## [Supplied passage]
□ □ □ □

Optionally access control can be configured for each zone, GUIs can be more
easily implemented, and add all other kind of zone and resource record
information can be managed without interfering with the DNS server.
ldap2dns is designed to write ASCII data files used by tinydns from the djbdns
package, but also may be used to write zone db files used by named as found in
the BIND package.
ldap2dns is known to compile and run under Linux and Solaris using GCC or Sun
Studio C Compiler.
Introduction
Often it is desirable to store DNS information in a database rather than in
flat text files. This can greatly help to reduce administration overhead since
associate information such as billing contact, account management, etc. can be
stored and processed inside the same database. Also due to the nature of DNS,
information must be stored redundantly on two or more hosts. The classical data
replication through zone transfer is unreliable, insecure and difficult to
administer.
To solve this problem some proprietary attempts have been proposed to store DNS
information in relational databases. The nature of DNS, however, is
hierarchical and such should the database be. Using a relational database to
store DNS information is undesirable, because it becomes difficult to store
free form information. Within a hierachical data scheme, the administrator
might define more than one IP-address for each canonical name. To implement
such a feature in a relational database without breaking the normalization
rules, one would have to add another table.
One of the most widely spread hierarchical database protocols is LDAP. ldap2dns
retrieves DNS information stored in an LDAP directory service and generates a
file suitable for name-servers.
The two most-widely-used domain name service daemons, named and tinydns are
supported.
ldap2dns specifically has been designed to work with tinydns and is the favored
name server daemon for the author of this program. ldap2dns can also generate
files suitable for named version 8 (and possibly version 9), but this feature
is not well supported.
There is a RFC for a format description how to store DNS information in LDAP.
This paper a draft RFC which expired in February 1999, looks as if it has been
specially designed to be used by named. This scheme does not have strict
attribute-value-pair mapping, making it difficult to be used by user
interfaces. It also lacks of an implementation (or I have never heard of any).

□ □ □ □

(Element location data)
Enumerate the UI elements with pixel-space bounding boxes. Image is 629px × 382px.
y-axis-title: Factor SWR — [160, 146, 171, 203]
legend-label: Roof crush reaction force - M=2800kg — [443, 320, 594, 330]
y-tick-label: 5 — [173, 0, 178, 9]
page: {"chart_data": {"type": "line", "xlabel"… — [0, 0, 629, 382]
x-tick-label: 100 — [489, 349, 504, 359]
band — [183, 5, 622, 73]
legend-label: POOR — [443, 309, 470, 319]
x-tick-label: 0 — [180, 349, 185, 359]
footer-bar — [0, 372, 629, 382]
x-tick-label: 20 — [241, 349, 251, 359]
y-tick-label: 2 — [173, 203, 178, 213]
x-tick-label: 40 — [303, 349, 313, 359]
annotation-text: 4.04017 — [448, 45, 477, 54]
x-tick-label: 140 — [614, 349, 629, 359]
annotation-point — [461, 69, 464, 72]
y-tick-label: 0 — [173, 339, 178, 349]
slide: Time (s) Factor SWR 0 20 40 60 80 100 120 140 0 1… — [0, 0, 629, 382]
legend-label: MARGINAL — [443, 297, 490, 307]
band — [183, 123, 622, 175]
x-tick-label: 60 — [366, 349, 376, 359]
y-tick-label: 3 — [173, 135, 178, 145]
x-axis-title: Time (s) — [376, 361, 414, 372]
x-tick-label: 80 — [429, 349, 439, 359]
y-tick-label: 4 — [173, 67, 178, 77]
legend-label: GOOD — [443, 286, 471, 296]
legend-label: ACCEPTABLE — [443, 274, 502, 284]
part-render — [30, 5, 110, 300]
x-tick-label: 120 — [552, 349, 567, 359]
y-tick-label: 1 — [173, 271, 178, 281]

□ □ □ □

## [Brief A]
Answer these questions from the ldap2dns text:
(i) Under which two operating systems is ldap2dns known to compile and run?
(ii) In what month and year did the draft RFC expire?
(iii) Which name server daemon does the author of ldap2dns favor?
## [Brief B]
Reproduce the ldap2dns text starting with "One of the most" and going on through "heard of any).".
## [Brief C]
Carry on writing the ldap2dns text from its final sentence.

## [Final answer A]
(i) Linux and Solaris
(ii) February 1999
(iii) tinydns

## [Final answer B]
One of the most widely spread hierarchical database protocols is LDAP. ldap2dns
retrieves DNS information stored in an LDAP directory service and generates a
file suitable for name-servers.
The two most-widely-used domain name service daemons, named and tinydns are
supported.
ldap2dns specifically has been designed to work with tinydns and is the favored
name server daemon for the author of this program. ldap2dns can also generate
files suitable for named version 8 (and possibly version 9), but this feature
is not well supported.
There is a RFC for a format description how to store DNS information in LDAP.
This paper a draft RFC which expired in February 1999, looks as if it has been
specially designed to be used by named. This scheme does not have strict
attribute-value-pair mapping, making it difficult to be used by user
interfaces. It also lacks of an implementation (or I have never heard of any).

## [Final answer C]
Since tinydns is going another descriptive way the original author implemented
a similar object-scheme more suitable for tinydns.
Installation
* Install an LDAP server such as openldap. Other LDAP implementations may
work but have not been tested. If you are building from source you will
need to also install the development libraries and include files. On most
package based systems these would be the -devel packages (example:
openldap-devel).
* Install djbdns or BIND. Configuring the nameserver to automatically start
and work in your environment is beyond the scope of this document.
* Install ldap2dns
From RPM:
$ sudo rpm -Uhv ldap2dns.rpm
Replace "ldap2dns.rpm" with the file you have downloaded.
Now that you have it installed, skip to Usage to continue.
To build ldap2dns from source:
Unpack the package and build it:
$ gzcat ldap2dns.tar.gz | tar x
$ cd ldap2dns-version
$ make
$ sudo make install
Configuration
* Copy the file ldap2dns.schema into the directory /etc/openldap/schema. Add
the following line to Your slapd.conf file:
include /etc/openldap/schema/ldap2dns.schema
Now restart your LDAP server.
Note: If you are running OpenLDAP 2.0 or earlier look for appropriate schema
files for your version in the deprecated/ subdirectory. These files are known
to work as of ldap2dns 0.3.5 but are no longer supported for future feature
updates.
* Start to populate your LDAP server with DNS information. As a first test do
$ ldapadd -D "binddn" -w password < example.ldif
Replace 'myorg' and 'binddn' with whatever is appropriate on Your system.
Start a search and see if something was added
$ ldapsearch -D "binddn" "objectclass=dnsrrset"
* Test ldap2dns
$ ./ldap2dns -D "binddn" [ -b "searchbase" ] [ -w passwd ] -o data -o db -L
This should create a 'data' file, a 'corp.local.db' file and should print
the DNS content.
Note: The data file is text data which can be processed with tinydns-data.
corp.local.db is the file as used by named. If You are using bind, You also
have to adopt the file /etc/named.conf and You have to restart named.
Schema Documentation
Two object-classes have been defined. DNSzone stores all the information to
define a DNS zone, such as the SOA (Start Of Authority), serial numbers etc.
DNSrrset is used to store the information for a single resource record, such as
the domain name, IP-addresses, class and type.
Here are the tables:
DNSzone
This object-class represents a DNS zone. It is the container for all the
resource records within a zone. Zones can be primary or secondary. If used in
conjunction with tinydns zones are always primary. Secondary zones don't make
sense anyway! In addition to being a container, the zone object has attributes
related to the management of the zone. These include the zone's SOA
information. Each zone-object can have none to many children of class DNSrrset.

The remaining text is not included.